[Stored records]
▼
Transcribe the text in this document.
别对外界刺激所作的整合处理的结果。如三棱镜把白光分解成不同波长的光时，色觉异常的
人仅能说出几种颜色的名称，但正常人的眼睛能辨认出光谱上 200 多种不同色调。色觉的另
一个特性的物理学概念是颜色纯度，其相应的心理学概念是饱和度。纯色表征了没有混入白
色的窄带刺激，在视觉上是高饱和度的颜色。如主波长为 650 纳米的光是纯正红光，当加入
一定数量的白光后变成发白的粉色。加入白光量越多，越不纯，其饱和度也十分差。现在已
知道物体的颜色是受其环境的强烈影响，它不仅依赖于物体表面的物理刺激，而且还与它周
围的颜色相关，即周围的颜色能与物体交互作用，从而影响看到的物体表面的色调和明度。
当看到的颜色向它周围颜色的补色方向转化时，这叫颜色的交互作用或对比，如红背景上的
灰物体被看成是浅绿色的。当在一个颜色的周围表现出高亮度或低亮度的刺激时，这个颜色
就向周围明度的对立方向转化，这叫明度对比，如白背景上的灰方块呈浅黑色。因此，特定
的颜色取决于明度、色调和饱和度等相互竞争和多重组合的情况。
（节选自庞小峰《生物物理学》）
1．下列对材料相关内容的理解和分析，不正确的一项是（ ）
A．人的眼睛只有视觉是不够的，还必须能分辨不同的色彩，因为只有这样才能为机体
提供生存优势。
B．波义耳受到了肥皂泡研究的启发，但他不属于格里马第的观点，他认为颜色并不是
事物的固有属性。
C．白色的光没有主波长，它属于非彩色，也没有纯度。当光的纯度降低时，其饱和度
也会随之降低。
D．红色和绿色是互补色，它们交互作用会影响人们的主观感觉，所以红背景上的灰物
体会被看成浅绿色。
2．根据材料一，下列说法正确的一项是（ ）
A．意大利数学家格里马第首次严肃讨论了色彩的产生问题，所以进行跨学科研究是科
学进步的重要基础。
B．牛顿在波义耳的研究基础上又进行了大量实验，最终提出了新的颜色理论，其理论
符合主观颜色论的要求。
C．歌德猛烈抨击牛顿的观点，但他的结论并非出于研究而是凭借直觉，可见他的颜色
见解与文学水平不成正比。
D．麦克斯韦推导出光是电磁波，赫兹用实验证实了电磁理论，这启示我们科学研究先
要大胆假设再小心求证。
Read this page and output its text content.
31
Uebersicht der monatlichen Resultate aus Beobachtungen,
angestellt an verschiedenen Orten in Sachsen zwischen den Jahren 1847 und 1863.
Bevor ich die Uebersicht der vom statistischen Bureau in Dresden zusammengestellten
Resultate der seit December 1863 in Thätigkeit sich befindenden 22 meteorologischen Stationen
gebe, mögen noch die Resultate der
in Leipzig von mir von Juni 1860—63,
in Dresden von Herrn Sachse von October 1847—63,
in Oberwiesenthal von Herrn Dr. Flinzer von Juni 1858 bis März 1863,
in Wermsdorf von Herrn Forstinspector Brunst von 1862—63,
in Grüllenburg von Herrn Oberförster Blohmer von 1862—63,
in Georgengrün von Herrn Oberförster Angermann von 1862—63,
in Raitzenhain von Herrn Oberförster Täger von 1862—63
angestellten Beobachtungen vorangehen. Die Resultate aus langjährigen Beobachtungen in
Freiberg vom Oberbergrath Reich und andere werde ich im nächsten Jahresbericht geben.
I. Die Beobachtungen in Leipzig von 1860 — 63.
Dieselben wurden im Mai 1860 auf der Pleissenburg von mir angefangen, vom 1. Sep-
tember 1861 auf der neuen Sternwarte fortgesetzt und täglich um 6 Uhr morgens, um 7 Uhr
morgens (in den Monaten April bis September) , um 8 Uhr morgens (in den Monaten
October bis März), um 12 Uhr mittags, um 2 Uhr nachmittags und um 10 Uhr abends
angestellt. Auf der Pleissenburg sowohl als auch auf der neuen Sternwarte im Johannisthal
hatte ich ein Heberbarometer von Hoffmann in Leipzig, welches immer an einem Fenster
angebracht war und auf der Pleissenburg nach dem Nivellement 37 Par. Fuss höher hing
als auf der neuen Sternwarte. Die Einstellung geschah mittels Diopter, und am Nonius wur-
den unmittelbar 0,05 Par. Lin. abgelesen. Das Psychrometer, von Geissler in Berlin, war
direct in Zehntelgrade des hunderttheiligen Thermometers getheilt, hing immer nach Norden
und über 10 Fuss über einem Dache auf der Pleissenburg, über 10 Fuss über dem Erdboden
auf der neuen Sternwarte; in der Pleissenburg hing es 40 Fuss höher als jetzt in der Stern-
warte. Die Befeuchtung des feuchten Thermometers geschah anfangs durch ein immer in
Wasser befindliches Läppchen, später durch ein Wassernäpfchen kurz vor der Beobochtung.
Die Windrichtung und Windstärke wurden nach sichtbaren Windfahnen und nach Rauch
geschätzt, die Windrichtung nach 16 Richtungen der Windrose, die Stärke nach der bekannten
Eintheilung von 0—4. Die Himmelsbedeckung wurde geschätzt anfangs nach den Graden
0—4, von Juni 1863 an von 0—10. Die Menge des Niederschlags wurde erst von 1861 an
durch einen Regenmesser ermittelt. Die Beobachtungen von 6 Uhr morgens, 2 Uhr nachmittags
▲
* [EXERCISE AIM]:
Write out all of the records once more, exactly.

* [TASK SOLUTION]:
Transcribe the text in this document.
别对外界刺激所作的整合处理的结果。如三棱镜把白光分解成不同波长的光时，色觉异常的
人仅能说出几种颜色的名称，但正常人的眼睛能辨认出光谱上 200 多种不同色调。色觉的另
一个特性的物理学概念是颜色纯度，其相应的心理学概念是饱和度。纯色表征了没有混入白
色的窄带刺激，在视觉上是高饱和度的颜色。如主波长为 650 纳米的光是纯正红光，当加入
一定数量的白光后变成发白的粉色。加入白光量越多，越不纯，其饱和度也十分差。现在已
知道物体的颜色是受其环境的强烈影响，它不仅依赖于物体表面的物理刺激，而且还与它周
围的颜色相关，即周围的颜色能与物体交互作用，从而影响看到的物体表面的色调和明度。
当看到的颜色向它周围颜色的补色方向转化时，这叫颜色的交互作用或对比，如红背景上的
灰物体被看成是浅绿色的。当在一个颜色的周围表现出高亮度或低亮度的刺激时，这个颜色
就向周围明度的对立方向转化，这叫明度对比，如白背景上的灰方块呈浅黑色。因此，特定
的颜色取决于明度、色调和饱和度等相互竞争和多重组合的情况。
（节选自庞小峰《生物物理学》）
1．下列对材料相关内容的理解和分析，不正确的一项是（ ）
A．人的眼睛只有视觉是不够的，还必须能分辨不同的色彩，因为只有这样才能为机体
提供生存优势。
B．波义耳受到了肥皂泡研究的启发，但他不属于格里马第的观点，他认为颜色并不是
事物的固有属性。
C．白色的光没有主波长，它属于非彩色，也没有纯度。当光的纯度降低时，其饱和度
也会随之降低。
D．红色和绿色是互补色，它们交互作用会影响人们的主观感觉，所以红背景上的灰物
体会被看成浅绿色。
2．根据材料一，下列说法正确的一项是（ ）
A．意大利数学家格里马第首次严肃讨论了色彩的产生问题，所以进行跨学科研究是科
学进步的重要基础。
B．牛顿在波义耳的研究基础上又进行了大量实验，最终提出了新的颜色理论，其理论
符合主观颜色论的要求。
C．歌德猛烈抨击牛顿的观点，但他的结论并非出于研究而是凭借直觉，可见他的颜色
见解与文学水平不成正比。
D．麦克斯韦推导出光是电磁波，赫兹用实验证实了电磁理论，这启示我们科学研究先
要大胆假设再小心求证。
Read this page and output its text content.
31
Uebersicht der monatlichen Resultate aus Beobachtungen,
angestellt an verschiedenen Orten in Sachsen zwischen den Jahren 1847 und 1863.
Bevor ich die Uebersicht der vom statistischen Bureau in Dresden zusammengestellten
Resultate der seit December 1863 in Thätigkeit sich befindenden 22 meteorologischen Stationen
gebe, mögen noch die Resultate der
in Leipzig von mir von Juni 1860—63,
in Dresden von Herrn Sachse von October 1847—63,
in Oberwiesenthal von Herrn Dr. Flinzer von Juni 1858 bis März 1863,
in Wermsdorf von Herrn Forstinspector Brunst von 1862—63,
in Grüllenburg von Herrn Oberförster Blohmer von 1862—63,
in Georgengrün von Herrn Oberförster Angermann von 1862—63,
in Raitzenhain von Herrn Oberförster Täger von 1862—63
angestellten Beobachtungen vorangehen. Die Resultate aus langjährigen Beobachtungen in
Freiberg vom Oberbergrath Reich und andere werde ich im nächsten Jahresbericht geben.
I. Die Beobachtungen in Leipzig von 1860 — 63.
Dieselben wurden im Mai 1860 auf der Pleissenburg von mir angefangen, vom 1. Sep-
tember 1861 auf der neuen Sternwarte fortgesetzt und täglich um 6 Uhr morgens, um 7 Uhr
morgens (in den Monaten April bis September) , um 8 Uhr morgens (in den Monaten
October bis März), um 12 Uhr mittags, um 2 Uhr nachmittags und um 10 Uhr abends
angestellt. Auf der Pleissenburg sowohl als auch auf der neuen Sternwarte im Johannisthal
hatte ich ein Heberbarometer von Hoffmann in Leipzig, welches immer an einem Fenster
angebracht war und auf der Pleissenburg nach dem Nivellement 37 Par. Fuss höher hing
als auf der neuen Sternwarte. Die Einstellung geschah mittels Diopter, und am Nonius wur-
den unmittelbar 0,05 Par. Lin. abgelesen. Das Psychrometer, von Geissler in Berlin, war
direct in Zehntelgrade des hunderttheiligen Thermometers getheilt, hing immer nach Norden
und über 10 Fuss über einem Dache auf der Pleissenburg, über 10 Fuss über dem Erdboden
auf der neuen Sternwarte; in der Pleissenburg hing es 40 Fuss höher als jetzt in der Stern-
warte. Die Befeuchtung des feuchten Thermometers geschah anfangs durch ein immer in
Wasser befindliches Läppchen, später durch ein Wassernäpfchen kurz vor der Beobochtung.
Die Windrichtung und Windstärke wurden nach sichtbaren Windfahnen und nach Rauch
geschätzt, die Windrichtung nach 16 Richtungen der Windrose, die Stärke nach der bekannten
Eintheilung von 0—4. Die Himmelsbedeckung wurde geschätzt anfangs nach den Graden
0—4, von Juni 1863 an von 0—10. Die Menge des Niederschlags wurde erst von 1861 an
durch einen Regenmesser ermittelt. Die Beobachtungen von 6 Uhr morgens, 2 Uhr nachmittags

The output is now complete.